BEGIN Text shown

Monday, September 18, 2023

MIP improvements in 10.1

 

In a previous blogpost we talked about additions made to MOSEK with the release of version 10.1. However, as usual with new releases improvements in the existing functionality have also been made.

One area where we have improved a lot with our latest release is with our mixed integer solver. On our internal benchmarking set we have seen an improvement of over 30 per cent on the geometric mean of the solution time compared to MOSEK 10.0.

Does this mean you will see a 30 per cent improvement on your mixed integer problems? No, or yes or maybe… It depends!

Mixed integer problems are hard, NP-complete in fact, and in the design of the solver algorithms there are tradeoffs to be made. These tradeoffs will make the solver good for certain problems and less so for others. Tuning the solver will determine which problems it will perform well on and on which it will not.  

At MOSEK we tune our solvers based on our internal benchmarking sets. These sets are mainly based on problems we have received from customers, and we feel they are representative of the problems being solved for practical applications.

So, does this mean you will see a 30 per cent improvement on your mixed integer problems? No, not for certain. But it might be worthwhile to upgrade to 10.1 and test and see!

Monday, September 11, 2023

Remote optimization with OptServer(Light)

Together with the recently released MOSEK 10.1 we introduced OptServerLight - a light version of a remote optimization server. Let us take this opportunity to write a few words about remote optimization in MOSEK and introduce the two variants of the OptServer.

In a typical scenario the user sets up an optimization problem in MOSEK (through an API, or by reading a file), solves it, and retrieves the solution. All steps are executed in one process, on the same machine. Under remote optimization the user still sets up the problem locally (in the client), but the optimization itself (the call to MSK_optimize(), optimize(), solve() or similar) is being executed on a remote machine (server), before the user can again retrieve the solution in the local process on the client. In practice the client submits the problem data to the server via HTTP/HTTPS, the server calls its own instance of MOSEK to solve the problem, and transmits the solution back to the client in response.

END Text shown

**Assignment 1**: Transcribe the MOSEK blog excerpt starting with "In a previous" and going on through "it will not.".
**Assignment 2**: Based on the MOSEK blog excerpt, answer yes or no for each statement and quote the words that decide it: (a) MOSEK 10.1 improved the geometric mean of the solution time on the internal benchmarking set by more than 30 per cent compared to MOSEK 10.0. (b) The internal benchmarking sets consist mainly of randomly generated problems. (c) In remote optimization, the client sends the problem data to the server via HTTP/HTTPS.
**Assignment 3**: Resume the MOSEK blog excerpt after its last sentence.

BEGIN Given records

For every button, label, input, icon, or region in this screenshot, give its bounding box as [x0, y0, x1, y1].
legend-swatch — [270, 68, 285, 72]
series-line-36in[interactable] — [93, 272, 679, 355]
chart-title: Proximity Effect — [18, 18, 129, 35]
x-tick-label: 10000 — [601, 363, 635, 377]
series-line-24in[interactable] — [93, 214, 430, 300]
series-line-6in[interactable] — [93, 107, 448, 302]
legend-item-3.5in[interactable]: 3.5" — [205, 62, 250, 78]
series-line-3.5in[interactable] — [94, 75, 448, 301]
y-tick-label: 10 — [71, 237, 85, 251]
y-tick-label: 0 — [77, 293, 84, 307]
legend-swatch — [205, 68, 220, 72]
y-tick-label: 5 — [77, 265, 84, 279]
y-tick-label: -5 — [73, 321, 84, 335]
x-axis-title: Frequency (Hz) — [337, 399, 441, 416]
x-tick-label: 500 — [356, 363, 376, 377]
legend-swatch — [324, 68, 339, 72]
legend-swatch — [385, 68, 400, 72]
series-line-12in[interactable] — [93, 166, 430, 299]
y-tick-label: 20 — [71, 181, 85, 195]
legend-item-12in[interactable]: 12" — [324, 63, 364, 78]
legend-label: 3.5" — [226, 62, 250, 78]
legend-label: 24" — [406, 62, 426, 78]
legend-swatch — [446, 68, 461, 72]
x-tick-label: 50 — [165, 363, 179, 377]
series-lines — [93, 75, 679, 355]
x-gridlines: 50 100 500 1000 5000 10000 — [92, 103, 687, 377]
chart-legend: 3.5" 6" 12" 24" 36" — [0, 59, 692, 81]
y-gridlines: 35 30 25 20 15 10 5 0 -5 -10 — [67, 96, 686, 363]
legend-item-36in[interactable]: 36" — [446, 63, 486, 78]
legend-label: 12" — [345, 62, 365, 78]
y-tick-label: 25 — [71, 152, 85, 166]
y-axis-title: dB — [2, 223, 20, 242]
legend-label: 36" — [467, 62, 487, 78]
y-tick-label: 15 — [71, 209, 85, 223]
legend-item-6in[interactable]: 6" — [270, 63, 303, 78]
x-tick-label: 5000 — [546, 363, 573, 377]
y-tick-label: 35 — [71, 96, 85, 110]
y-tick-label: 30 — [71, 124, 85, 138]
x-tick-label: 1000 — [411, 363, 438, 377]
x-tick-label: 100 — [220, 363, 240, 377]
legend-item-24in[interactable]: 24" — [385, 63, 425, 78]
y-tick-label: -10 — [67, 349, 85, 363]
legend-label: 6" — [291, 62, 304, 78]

END Given records

**Task response 1**:
In a previous blogpost we talked about additions made to MOSEK with the release of version 10.1. However, as usual with new releases improvements in the existing functionality have also been made.

One area where we have improved a lot with our latest release is with our mixed integer solver. On our internal benchmarking set we have seen an improvement of over 30 per cent on the geometric mean of the solution time compared to MOSEK 10.0.

Does this mean you will see a 30 per cent improvement on your mixed integer problems? No, or yes or maybe… It depends!

Mixed integer problems are hard, NP-complete in fact, and in the design of the solver algorithms there are tradeoffs to be made. These tradeoffs will make the solver good for certain problems and less so for others. Tuning the solver will determine which problems it will perform well on and on which it will not.

**Task response 2**:
(a) Yes: "On our internal benchmarking set we have seen an improvement of over 30 per cent on the geometric mean of the solution time compared to MOSEK 10.0."
(b) No: "These sets are mainly based on problems we have received from customers"
(c) Yes: "In practice the client submits the problem data to the server via HTTP/HTTPS"

**Task response 3**:
From the client's point of view the process is completely transparent. All it takes is to instruct MOSEK to contact the remote server instead of optimizing locally. Everything else - setting up the problem, retrieving the solution, printing log output - remain unchanged. Here is an illustration in Python Fusion:


The client code is the same for local and remote optimization, except for the one line which introduces the address of the remote OptServer. This code will, in fact, work, because the URL points to an existing OptServer which we made available online and which can solve small problems for demonstration purposes. See https://solve.mosek.com for more information and downloadable code samples.

Why/when use the remote OptServer?
  • One centralized computational server where all heavy computations are offloaded by clients.
  • The problems are too big/time consuming for weak client machines.
  • No need for the clients to have the MOSEK license, only the server requires a license.
  • Solving problems produced by a different source than a MOSEK client.
  • Load and user access control.
We provide two flavors of the OptServer:
  • OptServerLight - a minimalistic binary. Shipped in the distribution, started directly from command line with minimal or no configuration, works out-of-the-box, available for all platforms. Keeps no state, works in-memory, suitable as a simple solver service in container pipelines. Very basic load balancing and configuration are available. Recommended as a starting point and probably sufficient for a majority of applications. See the brief startup notes.
  • The full OptServer. In addition to the solver service provides a user API, job history, authentication, API tokens, various levels of permissions, administrator/user accounts, statistics, web interface and more. Requires a more elaborate setup, including configuring a database. See the demo docker image for a stand-alone container and installation instructions.